■ Problem statement ■
Write out the whole listing again, exactly as given.

══ Information supplied

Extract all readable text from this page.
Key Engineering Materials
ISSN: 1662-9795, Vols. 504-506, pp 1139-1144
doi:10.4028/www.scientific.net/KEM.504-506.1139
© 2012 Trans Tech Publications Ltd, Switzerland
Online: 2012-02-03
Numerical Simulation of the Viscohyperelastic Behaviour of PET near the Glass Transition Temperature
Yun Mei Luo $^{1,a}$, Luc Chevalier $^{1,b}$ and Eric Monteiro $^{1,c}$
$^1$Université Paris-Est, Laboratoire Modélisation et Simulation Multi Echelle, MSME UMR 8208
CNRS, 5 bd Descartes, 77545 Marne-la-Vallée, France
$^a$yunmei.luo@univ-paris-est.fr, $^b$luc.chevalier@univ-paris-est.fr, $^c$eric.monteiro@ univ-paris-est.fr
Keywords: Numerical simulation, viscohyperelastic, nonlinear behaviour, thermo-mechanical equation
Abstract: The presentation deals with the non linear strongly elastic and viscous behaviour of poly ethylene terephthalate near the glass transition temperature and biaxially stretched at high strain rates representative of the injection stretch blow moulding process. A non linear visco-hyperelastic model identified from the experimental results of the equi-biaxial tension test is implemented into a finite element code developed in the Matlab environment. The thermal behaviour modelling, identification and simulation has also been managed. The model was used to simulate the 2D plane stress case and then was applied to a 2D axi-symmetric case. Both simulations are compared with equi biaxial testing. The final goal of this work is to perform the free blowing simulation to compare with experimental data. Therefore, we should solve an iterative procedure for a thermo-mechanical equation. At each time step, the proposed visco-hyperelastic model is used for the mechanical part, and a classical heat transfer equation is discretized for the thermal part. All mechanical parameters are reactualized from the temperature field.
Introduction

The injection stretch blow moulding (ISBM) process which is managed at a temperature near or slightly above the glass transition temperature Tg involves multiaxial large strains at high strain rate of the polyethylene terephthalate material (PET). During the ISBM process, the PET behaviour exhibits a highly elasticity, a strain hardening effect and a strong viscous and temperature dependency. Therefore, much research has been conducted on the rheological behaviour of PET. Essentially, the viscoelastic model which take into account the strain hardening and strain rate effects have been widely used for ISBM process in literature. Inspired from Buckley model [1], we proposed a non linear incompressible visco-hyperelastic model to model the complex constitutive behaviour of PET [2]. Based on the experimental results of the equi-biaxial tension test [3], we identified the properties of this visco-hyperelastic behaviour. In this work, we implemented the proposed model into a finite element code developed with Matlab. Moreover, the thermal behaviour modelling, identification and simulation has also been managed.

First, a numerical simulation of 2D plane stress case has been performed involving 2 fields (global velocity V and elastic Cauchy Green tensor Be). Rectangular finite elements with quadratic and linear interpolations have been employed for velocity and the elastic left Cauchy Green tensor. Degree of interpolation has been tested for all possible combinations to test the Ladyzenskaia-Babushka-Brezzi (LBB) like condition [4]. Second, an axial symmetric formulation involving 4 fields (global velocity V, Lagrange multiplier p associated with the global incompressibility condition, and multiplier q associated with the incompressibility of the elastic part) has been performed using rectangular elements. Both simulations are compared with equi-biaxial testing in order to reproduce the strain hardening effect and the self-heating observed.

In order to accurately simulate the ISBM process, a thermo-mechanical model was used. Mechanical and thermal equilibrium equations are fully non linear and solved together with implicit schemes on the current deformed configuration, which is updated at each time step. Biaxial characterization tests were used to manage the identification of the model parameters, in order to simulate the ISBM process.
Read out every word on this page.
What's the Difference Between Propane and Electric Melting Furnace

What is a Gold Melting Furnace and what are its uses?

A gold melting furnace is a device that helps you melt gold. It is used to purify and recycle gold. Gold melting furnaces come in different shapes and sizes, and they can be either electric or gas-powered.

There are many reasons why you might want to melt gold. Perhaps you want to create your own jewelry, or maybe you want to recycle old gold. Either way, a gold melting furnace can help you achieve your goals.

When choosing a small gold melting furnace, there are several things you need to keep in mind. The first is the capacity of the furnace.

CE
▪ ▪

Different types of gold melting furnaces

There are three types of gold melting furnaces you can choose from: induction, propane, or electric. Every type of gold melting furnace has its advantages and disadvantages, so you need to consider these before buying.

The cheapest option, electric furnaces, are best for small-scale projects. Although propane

════

■ Complete output ■
Extract all readable text from this page.
Key Engineering Materials
ISSN: 1662-9795, Vols. 504-506, pp 1139-1144
doi:10.4028/www.scientific.net/KEM.504-506.1139
© 2012 Trans Tech Publications Ltd, Switzerland
Online: 2012-02-03
Numerical Simulation of the Viscohyperelastic Behaviour of PET near the Glass Transition Temperature
Yun Mei Luo $^{1,a}$, Luc Chevalier $^{1,b}$ and Eric Monteiro $^{1,c}$
$^1$Université Paris-Est, Laboratoire Modélisation et Simulation Multi Echelle, MSME UMR 8208
CNRS, 5 bd Descartes, 77545 Marne-la-Vallée, France
$^a$yunmei.luo@univ-paris-est.fr, $^b$luc.chevalier@univ-paris-est.fr, $^c$eric.monteiro@ univ-paris-est.fr
Keywords: Numerical simulation, viscohyperelastic, nonlinear behaviour, thermo-mechanical equation
Abstract: The presentation deals with the non linear strongly elastic and viscous behaviour of poly ethylene terephthalate near the glass transition temperature and biaxially stretched at high strain rates representative of the injection stretch blow moulding process. A non linear visco-hyperelastic model identified from the experimental results of the equi-biaxial tension test is implemented into a finite element code developed in the Matlab environment. The thermal behaviour modelling, identification and simulation has also been managed. The model was used to simulate the 2D plane stress case and then was applied to a 2D axi-symmetric case. Both simulations are compared with equi biaxial testing. The final goal of this work is to perform the free blowing simulation to compare with experimental data. Therefore, we should solve an iterative procedure for a thermo-mechanical equation. At each time step, the proposed visco-hyperelastic model is used for the mechanical part, and a classical heat transfer equation is discretized for the thermal part. All mechanical parameters are reactualized from the temperature field.
Introduction

The injection stretch blow moulding (ISBM) process which is managed at a temperature near or slightly above the glass transition temperature Tg involves multiaxial large strains at high strain rate of the polyethylene terephthalate material (PET). During the ISBM process, the PET behaviour exhibits a highly elasticity, a strain hardening effect and a strong viscous and temperature dependency. Therefore, much research has been conducted on the rheological behaviour of PET. Essentially, the viscoelastic model which take into account the strain hardening and strain rate effects have been widely used for ISBM process in literature. Inspired from Buckley model [1], we proposed a non linear incompressible visco-hyperelastic model to model the complex constitutive behaviour of PET [2]. Based on the experimental results of the equi-biaxial tension test [3], we identified the properties of this visco-hyperelastic behaviour. In this work, we implemented the proposed model into a finite element code developed with Matlab. Moreover, the thermal behaviour modelling, identification and simulation has also been managed.

First, a numerical simulation of 2D plane stress case has been performed involving 2 fields (global velocity V and elastic Cauchy Green tensor Be). Rectangular finite elements with quadratic and linear interpolations have been employed for velocity and the elastic left Cauchy Green tensor. Degree of interpolation has been tested for all possible combinations to test the Ladyzenskaia-Babushka-Brezzi (LBB) like condition [4]. Second, an axial symmetric formulation involving 4 fields (global velocity V, Lagrange multiplier p associated with the global incompressibility condition, and multiplier q associated with the incompressibility of the elastic part) has been performed using rectangular elements. Both simulations are compared with equi-biaxial testing in order to reproduce the strain hardening effect and the self-heating observed.

In order to accurately simulate the ISBM process, a thermo-mechanical model was used. Mechanical and thermal equilibrium equations are fully non linear and solved together with implicit schemes on the current deformed configuration, which is updated at each time step. Biaxial characterization tests were used to manage the identification of the model parameters, in order to simulate the ISBM process.
Read out every word on this page.
What's the Difference Between Propane and Electric Melting Furnace

What is a Gold Melting Furnace and what are its uses?

A gold melting furnace is a device that helps you melt gold. It is used to purify and recycle gold. Gold melting furnaces come in different shapes and sizes, and they can be either electric or gas-powered.

There are many reasons why you might want to melt gold. Perhaps you want to create your own jewelry, or maybe you want to recycle old gold. Either way, a gold melting furnace can help you achieve your goals.

When choosing a small gold melting furnace, there are several things you need to keep in mind. The first is the capacity of the furnace.

CE
▪ ▪

Different types of gold melting furnaces

There are three types of gold melting furnaces you can choose from: induction, propane, or electric. Every type of gold melting furnace has its advantages and disadvantages, so you need to consider these before buying.

The cheapest option, electric furnaces, are best for small-scale projects. Although propane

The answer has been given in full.